DATASET CONTENT

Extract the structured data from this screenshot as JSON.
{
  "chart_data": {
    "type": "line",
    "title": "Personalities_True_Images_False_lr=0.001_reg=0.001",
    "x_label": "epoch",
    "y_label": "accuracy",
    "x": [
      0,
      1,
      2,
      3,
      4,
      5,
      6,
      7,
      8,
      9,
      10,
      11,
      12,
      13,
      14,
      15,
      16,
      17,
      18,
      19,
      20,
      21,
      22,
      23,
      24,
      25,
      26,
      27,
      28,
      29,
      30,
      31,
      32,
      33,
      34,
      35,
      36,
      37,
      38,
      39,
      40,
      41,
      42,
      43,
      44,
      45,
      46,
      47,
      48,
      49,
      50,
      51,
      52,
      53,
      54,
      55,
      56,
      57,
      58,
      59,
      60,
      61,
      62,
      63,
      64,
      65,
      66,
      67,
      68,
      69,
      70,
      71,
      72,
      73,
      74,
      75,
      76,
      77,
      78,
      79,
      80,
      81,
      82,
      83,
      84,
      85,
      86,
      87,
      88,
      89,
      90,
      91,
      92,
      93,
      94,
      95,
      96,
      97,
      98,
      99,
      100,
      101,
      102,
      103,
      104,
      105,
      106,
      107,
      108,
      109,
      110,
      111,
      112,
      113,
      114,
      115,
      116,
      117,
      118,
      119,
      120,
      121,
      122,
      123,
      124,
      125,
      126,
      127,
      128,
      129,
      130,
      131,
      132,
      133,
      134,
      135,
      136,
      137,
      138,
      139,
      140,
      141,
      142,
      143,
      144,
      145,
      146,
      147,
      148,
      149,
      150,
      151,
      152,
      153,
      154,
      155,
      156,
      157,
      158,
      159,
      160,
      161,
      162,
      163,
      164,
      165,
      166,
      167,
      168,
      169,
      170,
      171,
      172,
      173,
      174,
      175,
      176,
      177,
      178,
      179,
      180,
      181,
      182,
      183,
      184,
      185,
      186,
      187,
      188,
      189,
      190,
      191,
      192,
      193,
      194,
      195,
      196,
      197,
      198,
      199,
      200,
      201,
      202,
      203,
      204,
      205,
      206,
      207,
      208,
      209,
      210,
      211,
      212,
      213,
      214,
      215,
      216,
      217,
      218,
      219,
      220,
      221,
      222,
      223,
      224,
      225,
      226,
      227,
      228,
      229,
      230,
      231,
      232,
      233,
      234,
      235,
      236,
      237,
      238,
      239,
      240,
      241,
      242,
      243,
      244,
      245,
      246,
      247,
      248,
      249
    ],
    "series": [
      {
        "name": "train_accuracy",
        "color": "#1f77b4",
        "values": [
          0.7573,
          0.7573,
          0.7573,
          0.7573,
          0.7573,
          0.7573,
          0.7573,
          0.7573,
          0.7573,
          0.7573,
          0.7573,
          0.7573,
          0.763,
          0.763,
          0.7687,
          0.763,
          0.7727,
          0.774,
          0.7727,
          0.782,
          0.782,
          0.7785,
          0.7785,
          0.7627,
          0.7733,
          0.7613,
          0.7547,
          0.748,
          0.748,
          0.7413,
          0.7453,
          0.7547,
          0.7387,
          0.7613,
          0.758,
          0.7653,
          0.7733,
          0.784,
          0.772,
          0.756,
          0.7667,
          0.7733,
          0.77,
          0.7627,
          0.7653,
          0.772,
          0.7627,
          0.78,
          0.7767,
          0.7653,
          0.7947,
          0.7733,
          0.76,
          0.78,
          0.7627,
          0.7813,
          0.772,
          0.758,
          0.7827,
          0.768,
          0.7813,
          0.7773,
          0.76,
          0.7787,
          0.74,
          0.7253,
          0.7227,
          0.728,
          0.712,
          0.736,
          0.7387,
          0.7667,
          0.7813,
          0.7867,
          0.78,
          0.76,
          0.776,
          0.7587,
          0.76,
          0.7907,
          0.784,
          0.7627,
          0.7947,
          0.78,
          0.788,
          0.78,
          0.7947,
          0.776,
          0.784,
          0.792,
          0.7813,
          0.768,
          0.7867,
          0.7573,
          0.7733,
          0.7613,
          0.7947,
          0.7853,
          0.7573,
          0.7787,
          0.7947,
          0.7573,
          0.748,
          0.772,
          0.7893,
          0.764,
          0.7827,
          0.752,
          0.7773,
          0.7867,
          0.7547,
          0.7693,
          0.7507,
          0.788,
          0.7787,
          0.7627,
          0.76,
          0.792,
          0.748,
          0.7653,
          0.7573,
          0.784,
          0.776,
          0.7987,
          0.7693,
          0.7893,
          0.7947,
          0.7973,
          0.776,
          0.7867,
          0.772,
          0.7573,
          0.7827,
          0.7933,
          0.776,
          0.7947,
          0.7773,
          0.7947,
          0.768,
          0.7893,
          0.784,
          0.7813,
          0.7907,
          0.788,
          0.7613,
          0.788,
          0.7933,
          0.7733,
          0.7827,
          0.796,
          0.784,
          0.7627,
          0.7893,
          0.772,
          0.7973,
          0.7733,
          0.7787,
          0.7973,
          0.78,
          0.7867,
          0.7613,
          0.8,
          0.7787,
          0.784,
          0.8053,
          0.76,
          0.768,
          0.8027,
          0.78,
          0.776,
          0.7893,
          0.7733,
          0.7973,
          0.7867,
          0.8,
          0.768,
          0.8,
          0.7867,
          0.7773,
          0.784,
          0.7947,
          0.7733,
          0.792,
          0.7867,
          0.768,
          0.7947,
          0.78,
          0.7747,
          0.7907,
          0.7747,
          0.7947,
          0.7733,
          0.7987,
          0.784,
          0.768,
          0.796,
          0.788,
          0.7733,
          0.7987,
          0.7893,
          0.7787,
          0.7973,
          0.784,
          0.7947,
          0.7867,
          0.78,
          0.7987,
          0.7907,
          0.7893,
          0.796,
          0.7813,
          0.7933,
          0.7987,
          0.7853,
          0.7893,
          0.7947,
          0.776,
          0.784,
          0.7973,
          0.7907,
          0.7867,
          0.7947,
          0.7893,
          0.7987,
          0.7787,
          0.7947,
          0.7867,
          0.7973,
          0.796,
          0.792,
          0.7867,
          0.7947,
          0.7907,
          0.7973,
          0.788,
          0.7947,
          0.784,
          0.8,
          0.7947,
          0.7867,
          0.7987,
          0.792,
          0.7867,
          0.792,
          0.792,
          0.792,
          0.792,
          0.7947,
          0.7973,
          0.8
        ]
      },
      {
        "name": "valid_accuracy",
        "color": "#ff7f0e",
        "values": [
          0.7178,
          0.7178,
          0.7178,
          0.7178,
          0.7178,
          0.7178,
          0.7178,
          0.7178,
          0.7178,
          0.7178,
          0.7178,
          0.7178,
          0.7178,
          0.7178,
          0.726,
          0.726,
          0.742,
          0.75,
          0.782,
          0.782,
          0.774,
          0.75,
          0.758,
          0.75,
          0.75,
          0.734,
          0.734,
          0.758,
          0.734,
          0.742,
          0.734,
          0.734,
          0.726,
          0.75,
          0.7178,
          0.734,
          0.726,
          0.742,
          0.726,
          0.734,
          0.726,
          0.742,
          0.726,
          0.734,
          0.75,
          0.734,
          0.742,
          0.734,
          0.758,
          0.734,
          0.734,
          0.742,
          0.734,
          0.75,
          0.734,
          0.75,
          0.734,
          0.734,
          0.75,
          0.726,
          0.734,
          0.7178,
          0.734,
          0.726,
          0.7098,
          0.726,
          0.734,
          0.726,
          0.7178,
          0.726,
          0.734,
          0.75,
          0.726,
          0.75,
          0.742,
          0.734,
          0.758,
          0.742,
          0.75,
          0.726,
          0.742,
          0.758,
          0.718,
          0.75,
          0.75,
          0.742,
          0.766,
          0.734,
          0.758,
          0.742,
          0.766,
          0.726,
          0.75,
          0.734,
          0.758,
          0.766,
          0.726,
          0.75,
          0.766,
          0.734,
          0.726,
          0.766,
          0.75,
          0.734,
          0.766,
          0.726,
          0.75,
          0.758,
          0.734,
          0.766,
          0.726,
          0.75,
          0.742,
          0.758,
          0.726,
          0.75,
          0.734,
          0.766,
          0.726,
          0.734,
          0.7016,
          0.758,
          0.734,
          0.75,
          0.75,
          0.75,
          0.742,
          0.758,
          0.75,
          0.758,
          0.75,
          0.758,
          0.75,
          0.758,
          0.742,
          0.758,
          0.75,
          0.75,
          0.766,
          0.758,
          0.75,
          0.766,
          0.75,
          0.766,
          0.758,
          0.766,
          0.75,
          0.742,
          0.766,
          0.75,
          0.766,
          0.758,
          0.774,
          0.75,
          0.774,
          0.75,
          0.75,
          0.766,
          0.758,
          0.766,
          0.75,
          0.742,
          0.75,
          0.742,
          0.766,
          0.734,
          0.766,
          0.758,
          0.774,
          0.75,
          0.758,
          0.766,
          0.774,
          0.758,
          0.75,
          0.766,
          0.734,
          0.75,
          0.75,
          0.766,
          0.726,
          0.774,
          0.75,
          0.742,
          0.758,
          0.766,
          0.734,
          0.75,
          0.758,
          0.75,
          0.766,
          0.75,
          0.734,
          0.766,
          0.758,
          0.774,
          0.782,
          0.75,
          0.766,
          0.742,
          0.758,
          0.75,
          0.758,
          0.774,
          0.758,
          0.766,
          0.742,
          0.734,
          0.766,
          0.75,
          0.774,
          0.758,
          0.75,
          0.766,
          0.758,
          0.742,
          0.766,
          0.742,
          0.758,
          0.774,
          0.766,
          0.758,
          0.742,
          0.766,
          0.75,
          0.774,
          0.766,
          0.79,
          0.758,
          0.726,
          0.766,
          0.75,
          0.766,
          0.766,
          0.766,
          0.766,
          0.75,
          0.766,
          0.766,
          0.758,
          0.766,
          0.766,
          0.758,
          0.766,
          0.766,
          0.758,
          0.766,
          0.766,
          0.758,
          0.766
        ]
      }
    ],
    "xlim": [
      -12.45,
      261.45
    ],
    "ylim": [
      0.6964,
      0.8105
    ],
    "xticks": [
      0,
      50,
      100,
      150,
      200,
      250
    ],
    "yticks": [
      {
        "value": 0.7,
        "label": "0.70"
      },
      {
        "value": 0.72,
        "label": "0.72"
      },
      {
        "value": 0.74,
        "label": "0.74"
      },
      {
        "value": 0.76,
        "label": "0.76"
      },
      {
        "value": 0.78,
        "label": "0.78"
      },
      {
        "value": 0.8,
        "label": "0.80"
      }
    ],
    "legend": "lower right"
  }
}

REQUIREMENT
Search the records for the word "name". Copy every line that has it.

OUTPUT FOR THIS TASK
        "name": "train_accuracy",
        "name": "valid_accuracy",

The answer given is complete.